## What the task requires
Copy each of the entries below faithfully, setting aside any pictures.

start

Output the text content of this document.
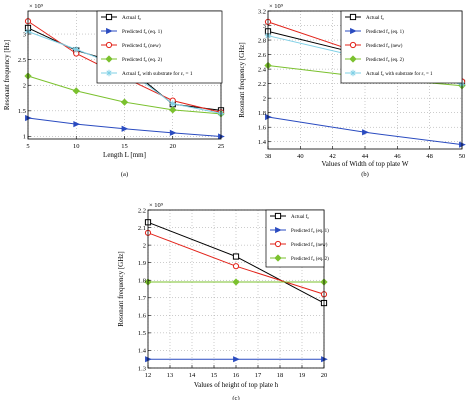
5	10	15	20	25
1
1.5
2
2.5
3
× 10⁹
Length L [mm]
Resonant frequency [Hz]
(a)
Actual f₀
Predicted f₀ (eq. 1)
Predicted f₀ (new)
Predicted f₀ (eq. 2)
Actual f₀ with substrate for εᵣ = 1
38	40	42	44	46	48	50
1.4
1.6
1.8
2
2.2
2.4
2.6
2.8
3
3.2
× 10⁹
Values of Width of top plate W
Resonant frequency [GHz]
(b)
Actual f₀
Predicted f₀ (eq. 1)
Predicted f₀ (new)
Predicted f₀ (eq. 2)
Actual f₀ with substrate for εᵣ = 1
12 13 14 15 16 17 18 19 20
1.3
1.4
1.5
1.6
1.7
1.8
1.9
2
2.1
2.2
× 10⁹
Values of height of top plate h
Resonant frequency [GHz]
(c)
Actual f₀
Predicted f₀ (eq. 1)
Predicted f₀ (new)
Predicted f₀ (eq. 2)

end

## The response
Output the text content of this document.
5	10	15	20	25
1
1.5
2
2.5
3
× 10⁹
Length L [mm]
Resonant frequency [Hz]
(a)
Actual f₀
Predicted f₀ (eq. 1)
Predicted f₀ (new)
Predicted f₀ (eq. 2)
Actual f₀ with substrate for εᵣ = 1
38	40	42	44	46	48	50
1.4
1.6
1.8
2
2.2
2.4
2.6
2.8
3
3.2
× 10⁹
Values of Width of top plate W
Resonant frequency [GHz]
(b)
Actual f₀
Predicted f₀ (eq. 1)
Predicted f₀ (new)
Predicted f₀ (eq. 2)
Actual f₀ with substrate for εᵣ = 1
12 13 14 15 16 17 18 19 20
1.3
1.4
1.5
1.6
1.7
1.8
1.9
2
2.1
2.2
× 10⁹
Values of height of top plate h
Resonant frequency [GHz]
(c)
Actual f₀
Predicted f₀ (eq. 1)
Predicted f₀ (new)
Predicted f₀ (eq. 2)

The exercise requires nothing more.